═════ RECORDS TO PROCESS
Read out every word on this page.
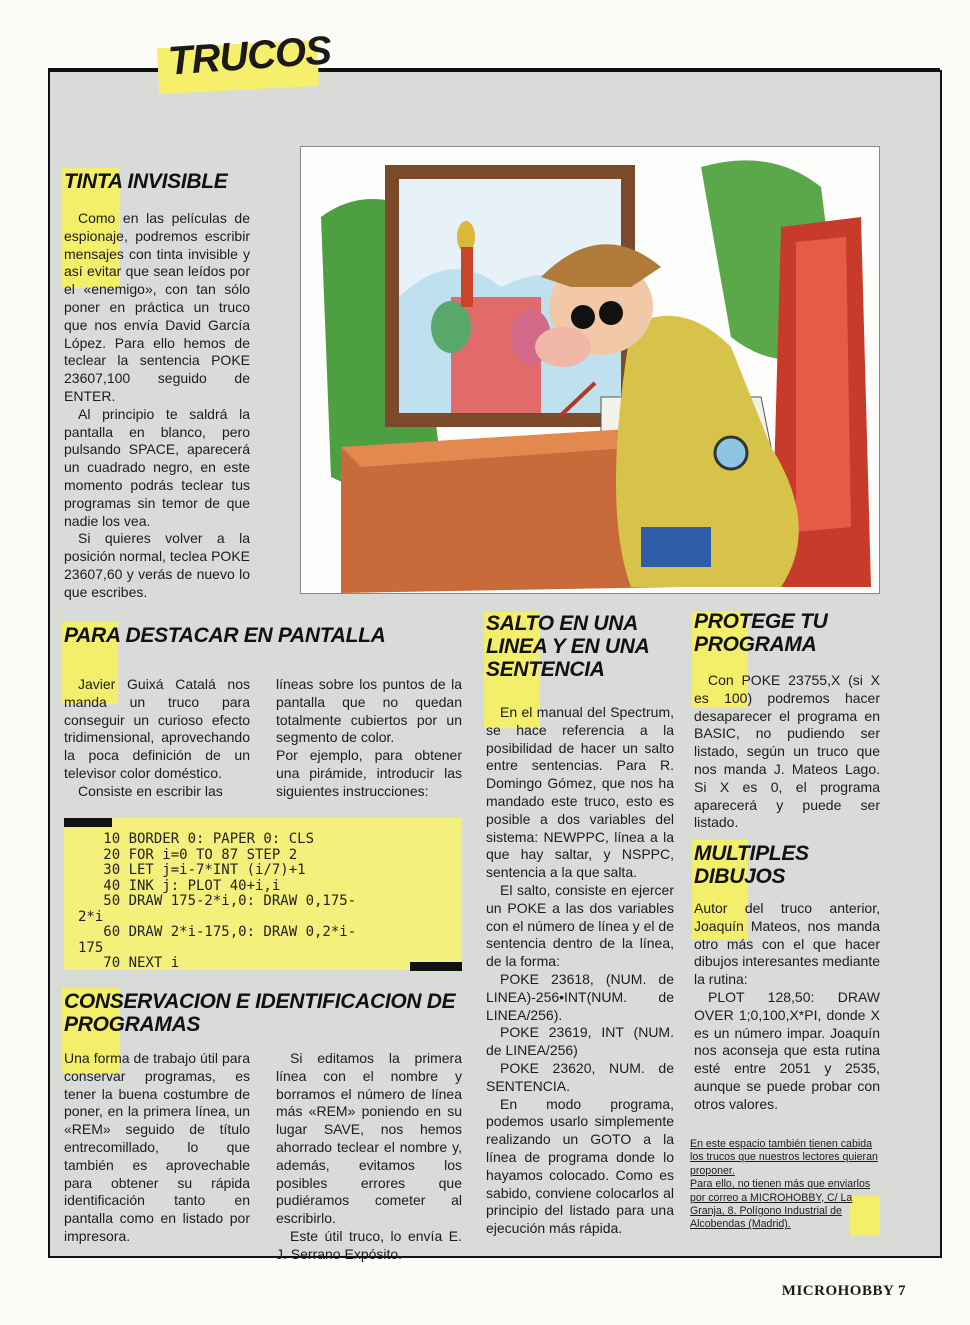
TRUCOS
TINTA INVISIBLE

Como en las películas de espionaje, podremos escribir mensajes con tinta invisible y así evitar que sean leídos por el «enemigo», con tan sólo poner en práctica un truco que nos envía David García López. Para ello hemos de teclear la sentencia POKE 23607,100 seguido de ENTER.

Al principio te saldrá la pantalla en blanco, pero pulsando SPACE, aparecerá un cuadrado negro, en este momento podrás teclear tus programas sin temor de que nadie los vea.

Si quieres volver a la posición normal, teclea POKE 23607,60 y verás de nuevo lo que escribes.

PARA DESTACAR EN PANTALLA

Javier Guixá Catalá nos manda un truco para conseguir un curioso efecto tridimensional, aprovechando la poca definición de un televisor color doméstico.

Consiste en escribir las

líneas sobre los puntos de la pantalla que no quedan totalmente cubiertos por un segmento de color.

Por ejemplo, para obtener una pirámide, introducir las siguientes instrucciones:

10 BORDER 0: PAPER 0: CLS
20 FOR i=0 TO 87 STEP 2
30 LET j=i-7*INT (i/7)+1
40 INK j: PLOT 40+i,i
50 DRAW 175-2*i,0: DRAW 0,175-
2*i
60 DRAW 2*i-175,0: DRAW 0,2*i-
175
70 NEXT i
CONSERVACION E IDENTIFICACION DE PROGRAMAS

Una forma de trabajo útil para conservar programas, es tener la buena costumbre de poner, en la primera línea, un «REM» seguido de título entrecomillado, lo que también es aprovechable para obtener su rápida identificación tanto en pantalla como en listado por impresora.

Si editamos la primera línea con el nombre y borramos el número de línea más «REM» poniendo en su lugar SAVE, nos hemos ahorrado teclear el nombre y, además, evitamos los posibles errores que pudiéramos cometer al escribirlo.

Este útil truco, lo envía E. J. Serrano Expósito.

SALTO EN UNA LINEA Y EN UNA SENTENCIA

En el manual del Spectrum, se hace referencia a la posibilidad de hacer un salto entre sentencias. Para R. Domingo Gómez, que nos ha mandado este truco, esto es posible a dos variables del sistema: NEWPPC, línea a la que hay saltar, y NSPPC, sentencia a la que salta.

El salto, consiste en ejercer un POKE a las dos variables con el número de línea y el de sentencia dentro de la línea, de la forma:

POKE 23618, (NUM. de LINEA)-256•INT(NUM. de LINEA/256).

POKE 23619, INT (NUM. de LINEA/256)

POKE 23620, NUM. de SENTENCIA.

En modo programa, podemos usarlo simplemente realizando un GOTO a la línea de programa donde lo hayamos colocado. Como es sabido, conviene colocarlos al principio del listado para una ejecución más rápida.

PROTEGE TU PROGRAMA

Con POKE 23755,X (si X es 100) podremos hacer desaparecer el programa en BASIC, no pudiendo ser listado, según un truco que nos manda J. Mateos Lago. Si X es 0, el programa aparecerá y puede ser listado.

MULTIPLES DIBUJOS

Autor del truco anterior, Joaquín Mateos, nos manda otro más con el que hacer dibujos interesantes mediante la rutina:

PLOT 128,50: DRAW OVER 1;0,100,X*PI, donde X es un número impar. Joaquín nos aconseja que esta rutina esté entre 2051 y 2535, aunque se puede probar con otros valores.

En este espacio también tienen cabida los trucos que nuestros lectores quieran proponer.
Para ello, no tienen más que enviarlos por correo a MICROHOBBY, C/ La Granja, 8. Polígono Industrial de Alcobendas (Madrid).
MICROHOBBY 7
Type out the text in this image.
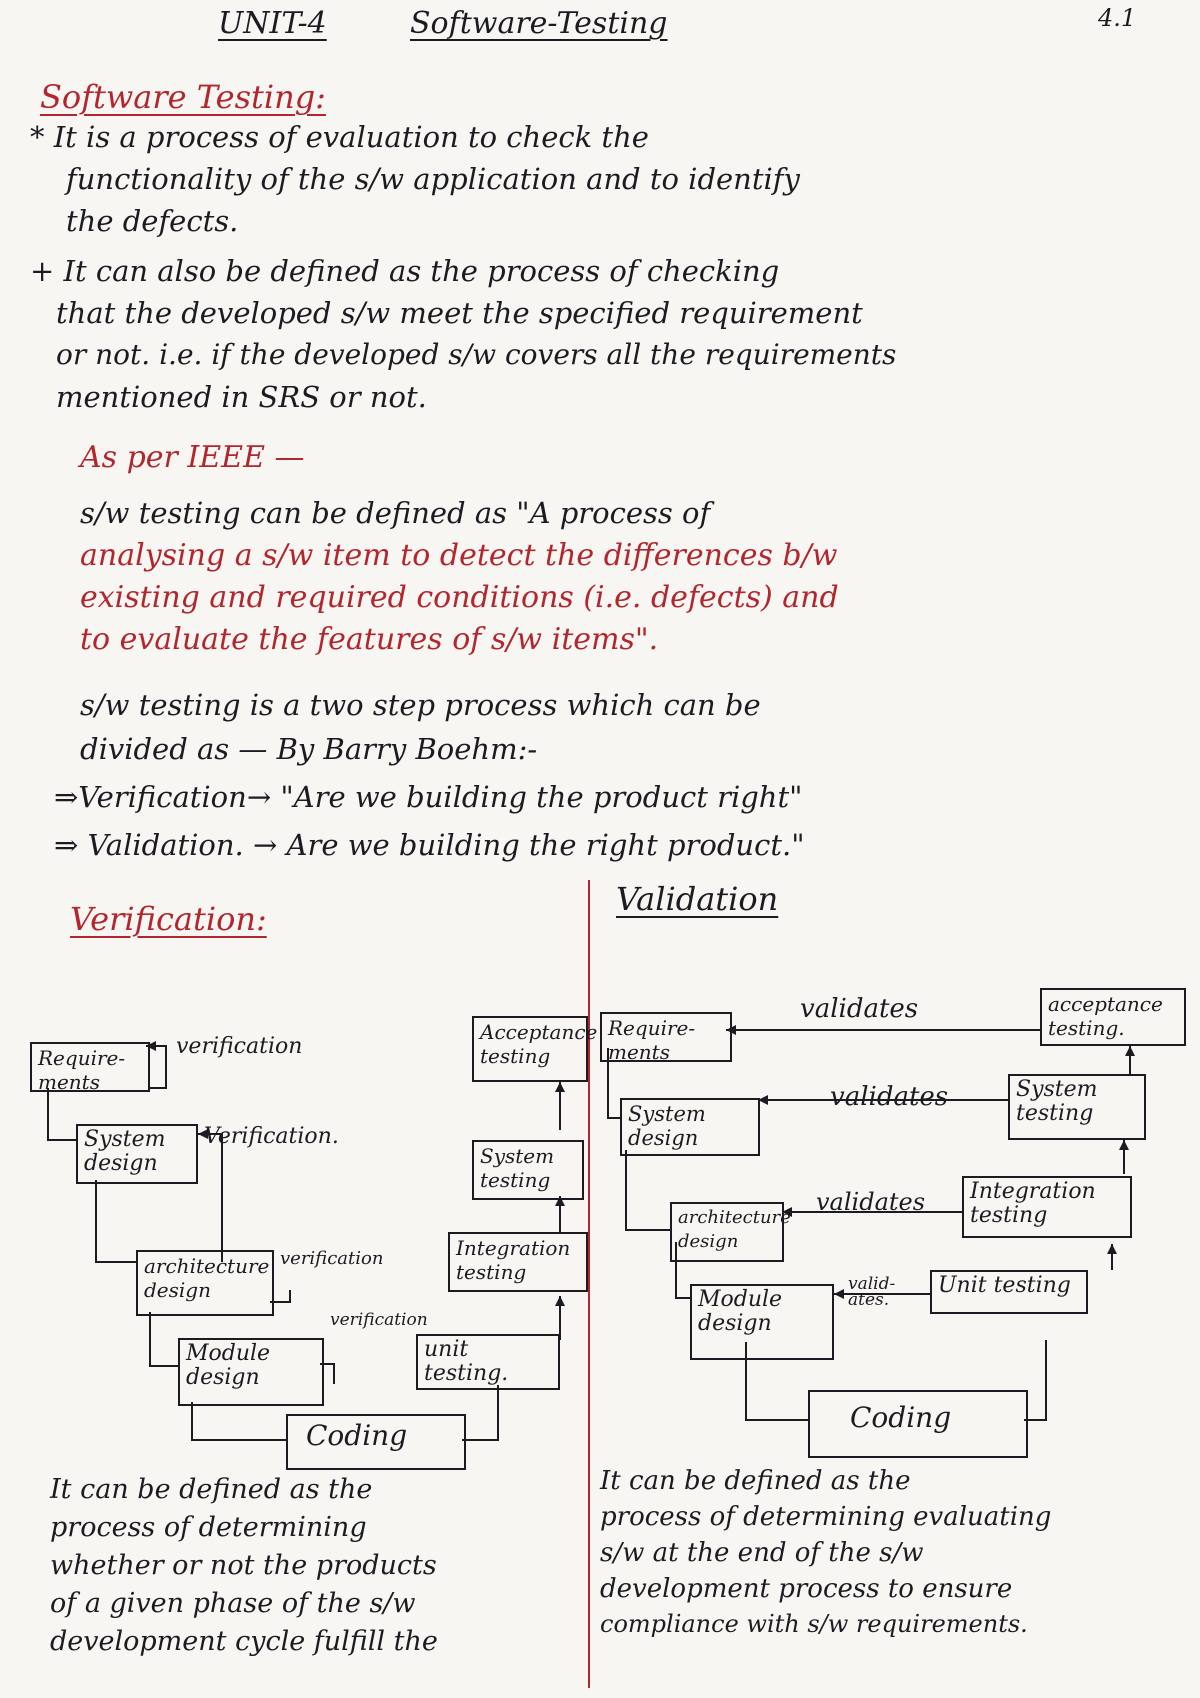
UNIT-4	Software-Testing	4.1
Software Testing:
* It is a process of evaluation to check the
functionality of the s/w application and to identify
the defects.
+ It can also be defined as the process of checking
that the developed s/w meet the specified requirement
or not. i.e. if the developed s/w covers all the requirements
mentioned in SRS or not.
As per IEEE —
s/w testing can be defined as "A process of
analysing a s/w item to detect the differences b/w
existing and required conditions (i.e. defects) and
to evaluate the features of s/w items".
s/w testing is a two step process which can be
divided as — By Barry Boehm:-
⇒Verification→ "Are we building the product right"
⇒ Validation. → Are we building the right product."
Verification:
Validation
Require-
ments
System
design
architecture
design
Module
design
Coding
unit
testing.
Integration
testing
System
testing
Acceptance
testing
verification
Verification.
verification
verification
Require-
ments
System
design
architecture
design
Module
design
Coding
Unit testing
Integration
testing
System
testing
acceptance
testing.
validates
validates
validates
valid-
ates.
It can be defined as the
process of determining
whether or not the products
of a given phase of the s/w
development cycle fulfill the
It can be defined as the
process of determining evaluating
s/w at the end of the s/w
development process to ensure
compliance with s/w requirements.
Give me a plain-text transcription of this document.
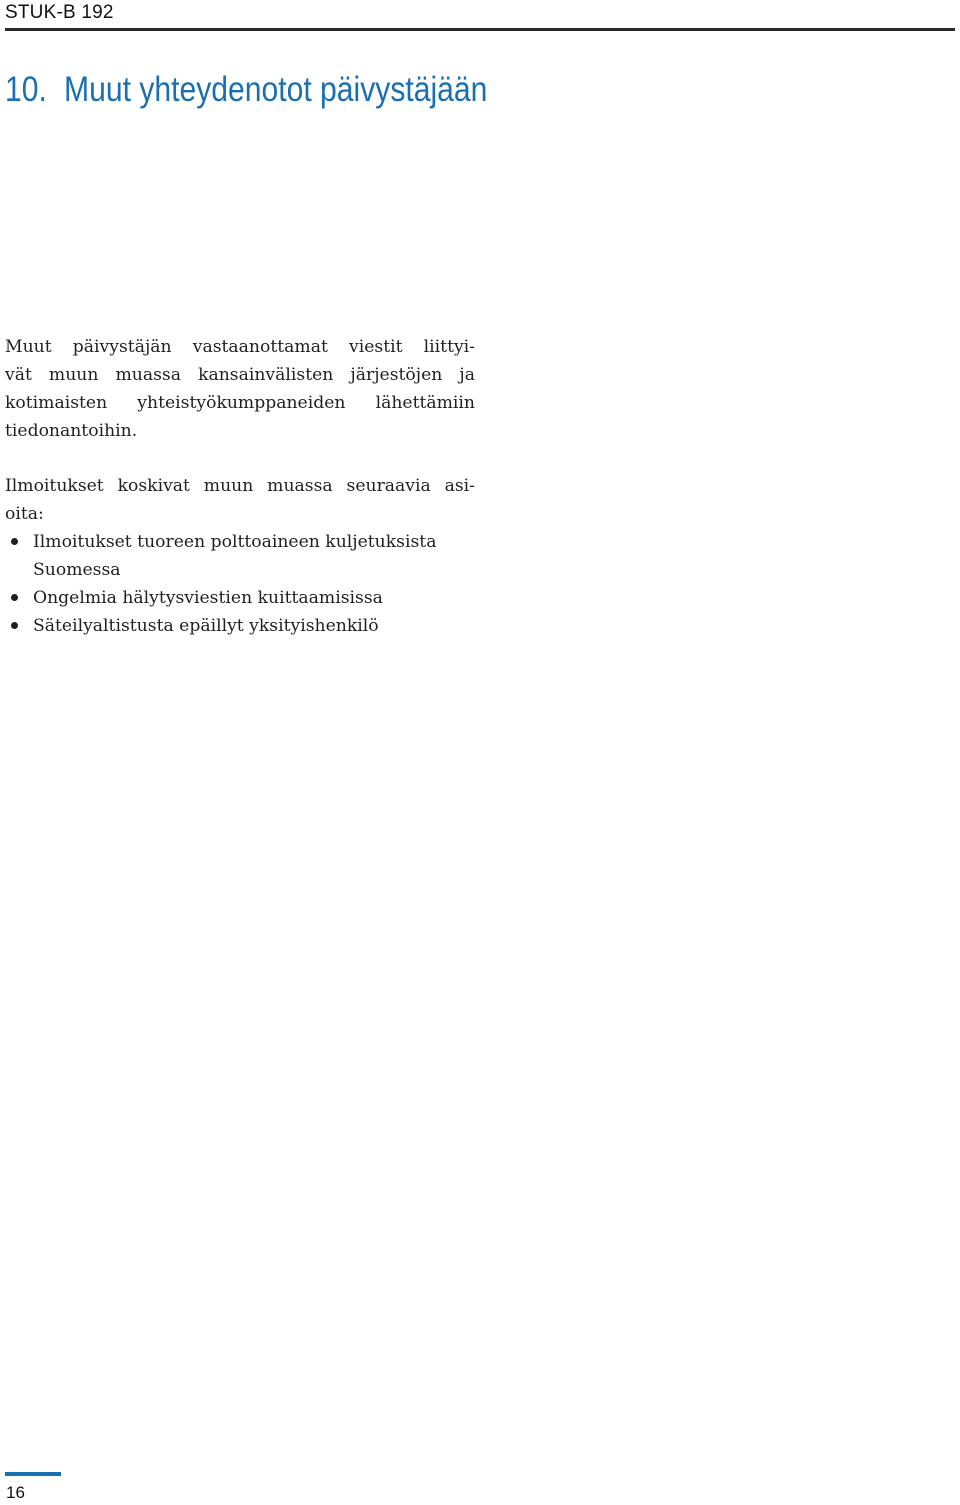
STUK-B 192
10. Muut yhteydenotot päivystäjään

Muut päivystäjän vastaanottamat viestit liittyi-
vät muun muassa kansainvälisten järjestöjen ja
kotimaisten yhteistyökumppaneiden lähettämiin
tiedonantoihin.

Ilmoitukset koskivat muun muassa seuraavia asi-
oita:

Ilmoitukset tuoreen polttoaineen kuljetuksista
Suomessa
Ongelmia hälytysviestien kuittaamisissa
Säteilyaltistusta epäillyt yksityishenkilö
16
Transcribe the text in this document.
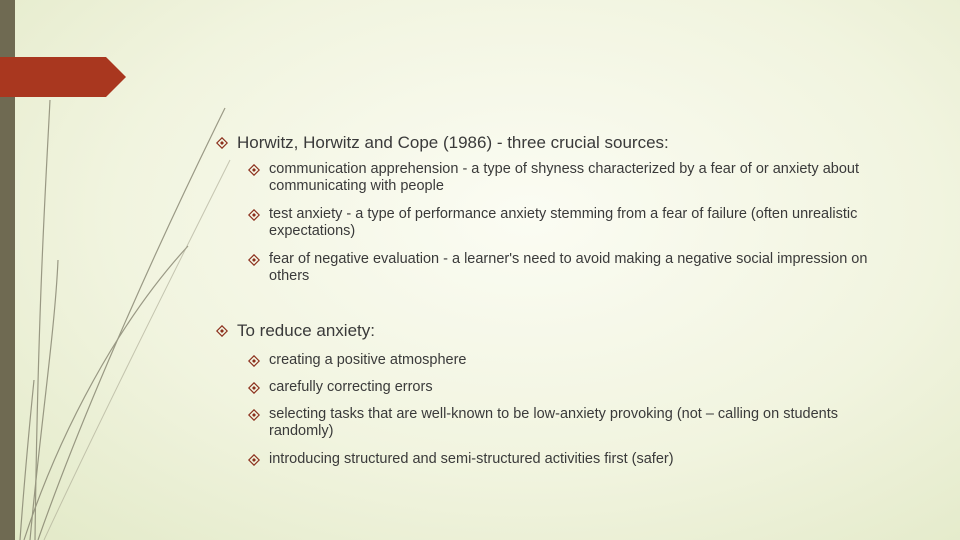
Horwitz, Horwitz and Cope (1986) - three crucial sources:
communication apprehension - a type of shyness characterized by a fear of or anxiety about communicating with people
test anxiety - a type of performance anxiety stemming from a fear of failure (often unrealistic expectations)
fear of negative evaluation - a learner's need to avoid making a negative social impression on others
To reduce anxiety:
creating a positive atmosphere
carefully correcting errors
selecting tasks that are well-known to be low-anxiety provoking (not – calling on students randomly)
introducing structured and semi-structured activities first (safer)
══════════
§ **EXERCISE DETAILS**:
The data should be printed again unchanged; leave its pictures out.

§ **SOLVED EXERCISE**:
Read out every word on this page.
TRUCOS
TINTA INVISIBLE

Como en las películas de espionaje, podremos escribir mensajes con tinta invisible y así evitar que sean leídos por el «enemigo», con tan sólo poner en práctica un truco que nos envía David García López. Para ello hemos de teclear la sentencia POKE 23607,100 seguido de ENTER.

Al principio te saldrá la pantalla en blanco, pero pulsando SPACE, aparecerá un cuadrado negro, en este momento podrás teclear tus programas sin temor de que nadie los vea.

Si quieres volver a la posición normal, teclea POKE 23607,60 y verás de nuevo lo que escribes.

PARA DESTACAR EN PANTALLA

Javier Guixá Catalá nos manda un truco para conseguir un curioso efecto tridimensional, aprovechando la poca definición de un televisor color doméstico.

Consiste en escribir las

líneas sobre los puntos de la pantalla que no quedan totalmente cubiertos por un segmento de color.

Por ejemplo, para obtener una pirámide, introducir las siguientes instrucciones:

10 BORDER 0: PAPER 0: CLS
20 FOR i=0 TO 87 STEP 2
30 LET j=i-7*INT (i/7)+1
40 INK j: PLOT 40+i,i
50 DRAW 175-2*i,0: DRAW 0,175-
2*i
60 DRAW 2*i-175,0: DRAW 0,2*i-
175
70 NEXT i
CONSERVACION E IDENTIFICACION DE PROGRAMAS

Una forma de trabajo útil para conservar programas, es tener la buena costumbre de poner, en la primera línea, un «REM» seguido de título entrecomillado, lo que también es aprovechable para obtener su rápida identificación tanto en pantalla como en listado por impresora.

Si editamos la primera línea con el nombre y borramos el número de línea más «REM» poniendo en su lugar SAVE, nos hemos ahorrado teclear el nombre y, además, evitamos los posibles errores que pudiéramos cometer al escribirlo.

Este útil truco, lo envía E. J. Serrano Expósito.

SALTO EN UNA LINEA Y EN UNA SENTENCIA

En el manual del Spectrum, se hace referencia a la posibilidad de hacer un salto entre sentencias. Para R. Domingo Gómez, que nos ha mandado este truco, esto es posible a dos variables del sistema: NEWPPC, línea a la que hay saltar, y NSPPC, sentencia a la que salta.

El salto, consiste en ejercer un POKE a las dos variables con el número de línea y el de sentencia dentro de la línea, de la forma:

POKE 23618, (NUM. de LINEA)-256•INT(NUM. de LINEA/256).

POKE 23619, INT (NUM. de LINEA/256)

POKE 23620, NUM. de SENTENCIA.

En modo programa, podemos usarlo simplemente realizando un GOTO a la línea de programa donde lo hayamos colocado. Como es sabido, conviene colocarlos al principio del listado para una ejecución más rápida.

PROTEGE TU PROGRAMA

Con POKE 23755,X (si X es 100) podremos hacer desaparecer el programa en BASIC, no pudiendo ser listado, según un truco que nos manda J. Mateos Lago. Si X es 0, el programa aparecerá y puede ser listado.

MULTIPLES DIBUJOS

Autor del truco anterior, Joaquín Mateos, nos manda otro más con el que hacer dibujos interesantes mediante la rutina:

PLOT 128,50: DRAW OVER 1;0,100,X*PI, donde X es un número impar. Joaquín nos aconseja que esta rutina esté entre 2051 y 2535, aunque se puede probar con otros valores.

En este espacio también tienen cabida los trucos que nuestros lectores quieran proponer.
Para ello, no tienen más que enviarlos por correo a MICROHOBBY, C/ La Granja, 8. Polígono Industrial de Alcobendas (Madrid).
MICROHOBBY 7
Type out the text in this image.
UNIT-4	Software-Testing	4.1
Software Testing:
* It is a process of evaluation to check the
functionality of the s/w application and to identify
the defects.
+ It can also be defined as the process of checking
that the developed s/w meet the specified requirement
or not. i.e. if the developed s/w covers all the requirements
mentioned in SRS or not.
As per IEEE —
s/w testing can be defined as "A process of
analysing a s/w item to detect the differences b/w
existing and required conditions (i.e. defects) and
to evaluate the features of s/w items".
s/w testing is a two step process which can be
divided as — By Barry Boehm:-
⇒Verification→ "Are we building the product right"
⇒ Validation. → Are we building the right product."
Verification:
Validation
Require-
ments
System
design
architecture
design
Module
design
Coding
unit
testing.
Integration
testing
System
testing
Acceptance
testing
verification
Verification.
verification
verification
Require-
ments
System
design
architecture
design
Module
design
Coding
Unit testing
Integration
testing
System
testing
acceptance
testing.
validates
validates
validates
valid-
ates.
It can be defined as the
process of determining
whether or not the products
of a given phase of the s/w
development cycle fulfill the
It can be defined as the
process of determining evaluating
s/w at the end of the s/w
development process to ensure
compliance with s/w requirements.
Give me a plain-text transcription of this document.
STUK-B 192
10. Muut yhteydenotot päivystäjään

Muut päivystäjän vastaanottamat viestit liittyi-
vät muun muassa kansainvälisten järjestöjen ja
kotimaisten yhteistyökumppaneiden lähettämiin
tiedonantoihin.

Ilmoitukset koskivat muun muassa seuraavia asi-
oita:

Ilmoitukset tuoreen polttoaineen kuljetuksista
Suomessa
Ongelmia hälytysviestien kuittaamisissa
Säteilyaltistusta epäillyt yksityishenkilö
16
Transcribe the text in this document.
Horwitz, Horwitz and Cope (1986) - three crucial sources:
communication apprehension - a type of shyness characterized by a fear of or anxiety about communicating with people
test anxiety - a type of performance anxiety stemming from a fear of failure (often unrealistic expectations)
fear of negative evaluation - a learner's need to avoid making a negative social impression on others
To reduce anxiety:
creating a positive atmosphere
carefully correcting errors
selecting tasks that are well-known to be low-anxiety provoking (not – calling on students randomly)
introducing structured and semi-structured activities first (safer)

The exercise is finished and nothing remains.